▶ **DESCRIPTION OF THE TASK**: List each line of the data that holds the string "Saint".

* * *

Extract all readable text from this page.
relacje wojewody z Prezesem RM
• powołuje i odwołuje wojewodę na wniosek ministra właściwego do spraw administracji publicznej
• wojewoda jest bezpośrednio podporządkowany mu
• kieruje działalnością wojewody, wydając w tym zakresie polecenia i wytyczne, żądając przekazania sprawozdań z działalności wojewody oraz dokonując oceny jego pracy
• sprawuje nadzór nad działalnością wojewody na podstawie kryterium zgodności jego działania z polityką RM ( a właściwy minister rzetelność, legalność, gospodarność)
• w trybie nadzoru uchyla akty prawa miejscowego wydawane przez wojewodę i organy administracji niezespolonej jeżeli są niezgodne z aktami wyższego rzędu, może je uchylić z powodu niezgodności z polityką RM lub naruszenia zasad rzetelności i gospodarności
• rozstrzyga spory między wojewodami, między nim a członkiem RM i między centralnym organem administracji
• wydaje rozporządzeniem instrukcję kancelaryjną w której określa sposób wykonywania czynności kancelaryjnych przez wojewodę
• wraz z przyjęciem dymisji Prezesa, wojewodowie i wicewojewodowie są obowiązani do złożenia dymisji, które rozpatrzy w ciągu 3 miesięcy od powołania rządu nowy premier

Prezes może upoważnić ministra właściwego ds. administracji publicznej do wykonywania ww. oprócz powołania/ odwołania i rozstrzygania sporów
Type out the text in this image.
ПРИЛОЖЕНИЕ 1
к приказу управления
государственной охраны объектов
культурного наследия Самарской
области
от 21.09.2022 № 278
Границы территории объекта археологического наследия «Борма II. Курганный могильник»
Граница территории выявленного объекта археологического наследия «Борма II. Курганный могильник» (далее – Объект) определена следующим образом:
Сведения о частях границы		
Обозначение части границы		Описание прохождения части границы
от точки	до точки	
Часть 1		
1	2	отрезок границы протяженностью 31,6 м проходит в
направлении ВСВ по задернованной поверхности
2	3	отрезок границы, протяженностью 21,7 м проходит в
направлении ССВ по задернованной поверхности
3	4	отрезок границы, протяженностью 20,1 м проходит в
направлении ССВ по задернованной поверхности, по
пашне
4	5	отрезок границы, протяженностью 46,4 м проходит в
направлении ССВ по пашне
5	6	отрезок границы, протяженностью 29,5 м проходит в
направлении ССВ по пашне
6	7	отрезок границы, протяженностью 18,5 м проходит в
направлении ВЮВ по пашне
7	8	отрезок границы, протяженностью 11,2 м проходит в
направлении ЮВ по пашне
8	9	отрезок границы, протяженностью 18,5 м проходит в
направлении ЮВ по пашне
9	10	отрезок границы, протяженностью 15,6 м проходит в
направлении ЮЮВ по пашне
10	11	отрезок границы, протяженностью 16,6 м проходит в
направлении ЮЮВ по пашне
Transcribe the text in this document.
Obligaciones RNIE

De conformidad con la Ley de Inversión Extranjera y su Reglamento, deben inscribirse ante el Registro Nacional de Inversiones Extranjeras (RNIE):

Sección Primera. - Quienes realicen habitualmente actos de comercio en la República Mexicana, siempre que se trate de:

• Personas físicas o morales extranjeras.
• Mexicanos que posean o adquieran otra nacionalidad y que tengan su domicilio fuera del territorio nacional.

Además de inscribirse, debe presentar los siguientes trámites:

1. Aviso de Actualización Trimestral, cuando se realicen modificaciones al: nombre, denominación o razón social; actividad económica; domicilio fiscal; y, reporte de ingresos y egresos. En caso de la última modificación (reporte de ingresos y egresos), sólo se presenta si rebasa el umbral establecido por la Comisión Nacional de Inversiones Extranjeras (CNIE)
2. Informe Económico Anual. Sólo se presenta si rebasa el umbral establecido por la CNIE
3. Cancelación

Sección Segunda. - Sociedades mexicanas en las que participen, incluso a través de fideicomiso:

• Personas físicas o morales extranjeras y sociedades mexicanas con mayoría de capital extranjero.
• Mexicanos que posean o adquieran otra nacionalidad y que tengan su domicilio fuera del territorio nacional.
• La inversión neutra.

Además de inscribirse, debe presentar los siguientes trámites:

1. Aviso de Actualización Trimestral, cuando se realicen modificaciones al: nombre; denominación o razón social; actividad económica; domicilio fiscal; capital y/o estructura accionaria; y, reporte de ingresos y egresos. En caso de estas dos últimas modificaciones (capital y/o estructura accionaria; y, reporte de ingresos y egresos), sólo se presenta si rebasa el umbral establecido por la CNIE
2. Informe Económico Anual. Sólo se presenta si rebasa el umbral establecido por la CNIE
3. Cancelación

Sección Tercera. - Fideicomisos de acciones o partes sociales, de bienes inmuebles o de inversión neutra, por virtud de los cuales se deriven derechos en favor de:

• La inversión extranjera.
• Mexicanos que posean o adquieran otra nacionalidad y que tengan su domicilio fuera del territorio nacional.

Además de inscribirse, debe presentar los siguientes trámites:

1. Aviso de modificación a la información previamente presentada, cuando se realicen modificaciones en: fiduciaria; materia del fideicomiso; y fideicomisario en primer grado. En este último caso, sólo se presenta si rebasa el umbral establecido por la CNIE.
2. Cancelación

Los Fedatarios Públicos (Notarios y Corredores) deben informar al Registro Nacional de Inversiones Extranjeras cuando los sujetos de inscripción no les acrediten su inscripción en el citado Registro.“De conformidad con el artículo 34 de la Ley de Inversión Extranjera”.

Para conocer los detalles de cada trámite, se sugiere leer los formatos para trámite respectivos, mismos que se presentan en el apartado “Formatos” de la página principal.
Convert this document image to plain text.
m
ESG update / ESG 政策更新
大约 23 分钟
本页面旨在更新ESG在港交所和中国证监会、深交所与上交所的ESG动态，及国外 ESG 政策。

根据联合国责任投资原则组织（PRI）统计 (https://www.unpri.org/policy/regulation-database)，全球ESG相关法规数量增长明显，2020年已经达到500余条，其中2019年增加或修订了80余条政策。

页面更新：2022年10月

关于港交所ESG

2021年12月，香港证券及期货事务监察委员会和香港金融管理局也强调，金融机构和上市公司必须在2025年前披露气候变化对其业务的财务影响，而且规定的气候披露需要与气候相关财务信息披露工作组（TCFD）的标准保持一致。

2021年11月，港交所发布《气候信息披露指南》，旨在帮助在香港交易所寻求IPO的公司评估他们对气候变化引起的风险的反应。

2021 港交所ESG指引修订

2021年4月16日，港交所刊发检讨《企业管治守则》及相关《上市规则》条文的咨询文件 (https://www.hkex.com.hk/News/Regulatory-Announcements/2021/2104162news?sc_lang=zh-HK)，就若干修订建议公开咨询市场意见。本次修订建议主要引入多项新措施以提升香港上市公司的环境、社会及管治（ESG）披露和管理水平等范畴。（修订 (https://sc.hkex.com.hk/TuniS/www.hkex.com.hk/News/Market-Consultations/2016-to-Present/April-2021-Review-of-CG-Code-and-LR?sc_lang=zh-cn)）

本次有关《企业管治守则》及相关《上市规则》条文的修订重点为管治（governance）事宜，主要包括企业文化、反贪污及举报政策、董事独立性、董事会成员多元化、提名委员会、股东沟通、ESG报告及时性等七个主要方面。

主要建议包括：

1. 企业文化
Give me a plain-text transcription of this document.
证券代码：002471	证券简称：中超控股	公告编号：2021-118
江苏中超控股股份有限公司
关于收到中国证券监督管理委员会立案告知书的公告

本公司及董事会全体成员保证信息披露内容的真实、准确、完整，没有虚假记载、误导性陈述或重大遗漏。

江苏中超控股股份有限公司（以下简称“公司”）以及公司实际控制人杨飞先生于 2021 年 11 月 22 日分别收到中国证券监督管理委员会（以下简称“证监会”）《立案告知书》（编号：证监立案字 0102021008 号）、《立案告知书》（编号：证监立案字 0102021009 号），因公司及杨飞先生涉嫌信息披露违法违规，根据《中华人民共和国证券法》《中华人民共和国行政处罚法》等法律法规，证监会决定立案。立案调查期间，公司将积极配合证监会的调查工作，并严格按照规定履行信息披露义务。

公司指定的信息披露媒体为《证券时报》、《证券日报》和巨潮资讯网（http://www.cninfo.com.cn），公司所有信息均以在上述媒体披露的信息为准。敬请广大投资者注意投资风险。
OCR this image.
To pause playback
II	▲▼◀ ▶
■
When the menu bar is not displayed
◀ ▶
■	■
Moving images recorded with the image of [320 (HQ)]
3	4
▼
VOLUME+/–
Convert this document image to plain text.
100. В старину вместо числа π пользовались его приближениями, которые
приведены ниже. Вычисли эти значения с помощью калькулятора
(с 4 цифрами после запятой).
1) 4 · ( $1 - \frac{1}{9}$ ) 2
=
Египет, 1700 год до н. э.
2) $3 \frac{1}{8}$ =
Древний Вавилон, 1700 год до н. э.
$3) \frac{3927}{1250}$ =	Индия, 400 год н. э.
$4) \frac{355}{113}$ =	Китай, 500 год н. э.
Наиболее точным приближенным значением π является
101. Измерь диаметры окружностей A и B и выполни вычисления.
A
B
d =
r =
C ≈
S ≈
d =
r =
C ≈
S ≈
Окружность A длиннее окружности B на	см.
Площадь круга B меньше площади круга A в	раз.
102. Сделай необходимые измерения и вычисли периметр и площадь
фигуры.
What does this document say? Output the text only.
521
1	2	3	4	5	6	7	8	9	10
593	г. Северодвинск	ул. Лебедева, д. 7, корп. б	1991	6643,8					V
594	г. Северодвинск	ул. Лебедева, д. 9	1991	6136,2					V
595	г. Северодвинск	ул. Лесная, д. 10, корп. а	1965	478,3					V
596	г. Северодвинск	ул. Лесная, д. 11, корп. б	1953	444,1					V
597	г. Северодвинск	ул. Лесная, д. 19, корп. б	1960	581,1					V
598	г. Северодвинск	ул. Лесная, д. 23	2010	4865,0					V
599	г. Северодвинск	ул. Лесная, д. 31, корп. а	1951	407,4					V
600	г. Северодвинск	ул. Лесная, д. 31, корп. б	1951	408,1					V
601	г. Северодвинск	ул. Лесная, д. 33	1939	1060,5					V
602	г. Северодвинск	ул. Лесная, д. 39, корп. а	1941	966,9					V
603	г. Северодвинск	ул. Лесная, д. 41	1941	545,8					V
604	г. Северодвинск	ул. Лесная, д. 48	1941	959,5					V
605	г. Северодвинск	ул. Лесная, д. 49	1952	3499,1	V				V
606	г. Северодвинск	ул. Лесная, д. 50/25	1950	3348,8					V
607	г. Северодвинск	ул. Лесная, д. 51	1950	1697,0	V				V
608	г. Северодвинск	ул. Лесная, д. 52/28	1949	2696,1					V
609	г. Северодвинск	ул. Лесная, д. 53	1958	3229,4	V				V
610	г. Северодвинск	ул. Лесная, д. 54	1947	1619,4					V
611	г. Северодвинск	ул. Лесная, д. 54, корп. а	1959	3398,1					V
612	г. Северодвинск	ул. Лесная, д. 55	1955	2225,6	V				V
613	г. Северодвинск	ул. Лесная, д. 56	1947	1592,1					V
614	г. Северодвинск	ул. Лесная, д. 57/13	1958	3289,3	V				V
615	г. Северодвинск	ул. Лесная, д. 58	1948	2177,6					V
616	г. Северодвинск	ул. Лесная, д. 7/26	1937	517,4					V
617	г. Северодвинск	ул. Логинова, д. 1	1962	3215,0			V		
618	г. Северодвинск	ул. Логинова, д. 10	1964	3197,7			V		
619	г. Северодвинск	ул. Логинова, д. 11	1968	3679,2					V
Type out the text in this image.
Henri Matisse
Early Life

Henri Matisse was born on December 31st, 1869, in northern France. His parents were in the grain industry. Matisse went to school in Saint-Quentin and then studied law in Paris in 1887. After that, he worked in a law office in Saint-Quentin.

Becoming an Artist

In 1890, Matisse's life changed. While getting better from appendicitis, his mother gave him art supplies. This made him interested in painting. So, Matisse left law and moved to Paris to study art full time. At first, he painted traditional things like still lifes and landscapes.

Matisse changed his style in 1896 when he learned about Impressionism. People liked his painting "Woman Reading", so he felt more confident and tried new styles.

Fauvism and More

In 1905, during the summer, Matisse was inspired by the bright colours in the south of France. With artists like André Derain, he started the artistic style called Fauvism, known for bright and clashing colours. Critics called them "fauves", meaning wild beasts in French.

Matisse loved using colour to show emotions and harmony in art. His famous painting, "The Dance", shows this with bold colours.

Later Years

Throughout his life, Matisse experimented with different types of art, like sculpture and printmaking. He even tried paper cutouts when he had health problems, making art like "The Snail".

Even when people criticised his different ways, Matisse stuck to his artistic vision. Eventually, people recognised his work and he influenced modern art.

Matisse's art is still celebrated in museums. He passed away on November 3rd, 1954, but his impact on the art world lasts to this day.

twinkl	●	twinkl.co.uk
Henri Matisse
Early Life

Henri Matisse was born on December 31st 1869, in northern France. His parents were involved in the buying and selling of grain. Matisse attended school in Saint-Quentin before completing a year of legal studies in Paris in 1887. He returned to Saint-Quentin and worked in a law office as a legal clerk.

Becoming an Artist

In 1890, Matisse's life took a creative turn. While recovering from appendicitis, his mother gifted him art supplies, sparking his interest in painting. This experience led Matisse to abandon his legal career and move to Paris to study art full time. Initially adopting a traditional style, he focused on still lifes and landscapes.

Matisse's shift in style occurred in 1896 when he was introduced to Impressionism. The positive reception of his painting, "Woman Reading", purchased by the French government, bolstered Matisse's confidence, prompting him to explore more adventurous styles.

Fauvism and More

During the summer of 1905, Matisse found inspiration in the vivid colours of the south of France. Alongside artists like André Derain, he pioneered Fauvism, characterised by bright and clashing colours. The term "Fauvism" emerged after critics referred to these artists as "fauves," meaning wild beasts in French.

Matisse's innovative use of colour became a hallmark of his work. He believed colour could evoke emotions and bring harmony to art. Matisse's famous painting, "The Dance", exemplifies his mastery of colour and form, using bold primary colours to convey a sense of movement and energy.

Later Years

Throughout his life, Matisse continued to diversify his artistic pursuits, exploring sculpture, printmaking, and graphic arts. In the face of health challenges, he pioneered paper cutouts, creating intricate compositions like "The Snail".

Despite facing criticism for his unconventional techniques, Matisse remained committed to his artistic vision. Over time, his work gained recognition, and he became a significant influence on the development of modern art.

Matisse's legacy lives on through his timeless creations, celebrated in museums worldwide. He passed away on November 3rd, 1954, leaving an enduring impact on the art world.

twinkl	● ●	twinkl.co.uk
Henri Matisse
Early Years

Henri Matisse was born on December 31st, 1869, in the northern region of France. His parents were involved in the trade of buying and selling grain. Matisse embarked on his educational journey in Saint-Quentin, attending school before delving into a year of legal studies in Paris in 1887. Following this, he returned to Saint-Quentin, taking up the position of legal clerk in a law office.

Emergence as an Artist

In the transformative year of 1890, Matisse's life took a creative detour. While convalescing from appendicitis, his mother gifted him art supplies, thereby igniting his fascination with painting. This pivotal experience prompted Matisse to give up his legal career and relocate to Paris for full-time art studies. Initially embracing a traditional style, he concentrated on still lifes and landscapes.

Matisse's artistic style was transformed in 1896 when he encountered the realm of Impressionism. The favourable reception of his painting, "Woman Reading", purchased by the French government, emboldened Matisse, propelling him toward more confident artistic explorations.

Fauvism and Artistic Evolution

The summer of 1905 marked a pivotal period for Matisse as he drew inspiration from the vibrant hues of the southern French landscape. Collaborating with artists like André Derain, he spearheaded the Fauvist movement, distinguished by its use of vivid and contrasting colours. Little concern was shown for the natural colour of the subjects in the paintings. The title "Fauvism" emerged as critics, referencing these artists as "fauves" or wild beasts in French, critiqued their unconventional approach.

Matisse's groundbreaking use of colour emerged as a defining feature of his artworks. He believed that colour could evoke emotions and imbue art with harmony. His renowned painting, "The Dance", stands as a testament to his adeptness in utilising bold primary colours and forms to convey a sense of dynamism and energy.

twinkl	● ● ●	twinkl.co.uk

* * *

▶ **SOLUTION TO THIS TASK**:
Henri Matisse was born on December 31st, 1869, in northern France. His parents were in the grain industry. Matisse went to school in Saint-Quentin and then studied law in Paris in 1887. After that, he worked in a law office in Saint-Quentin.
Henri Matisse was born on December 31st 1869, in northern France. His parents were involved in the buying and selling of grain. Matisse attended school in Saint-Quentin before completing a year of legal studies in Paris in 1887. He returned to Saint-Quentin and worked in a law office as a legal clerk.
Henri Matisse was born on December 31st, 1869, in the northern region of France. His parents were involved in the trade of buying and selling grain. Matisse embarked on his educational journey in Saint-Quentin, attending school before delving into a year of legal studies in Paris in 1887. Following this, he returned to Saint-Quentin, taking up the position of legal clerk in a law office.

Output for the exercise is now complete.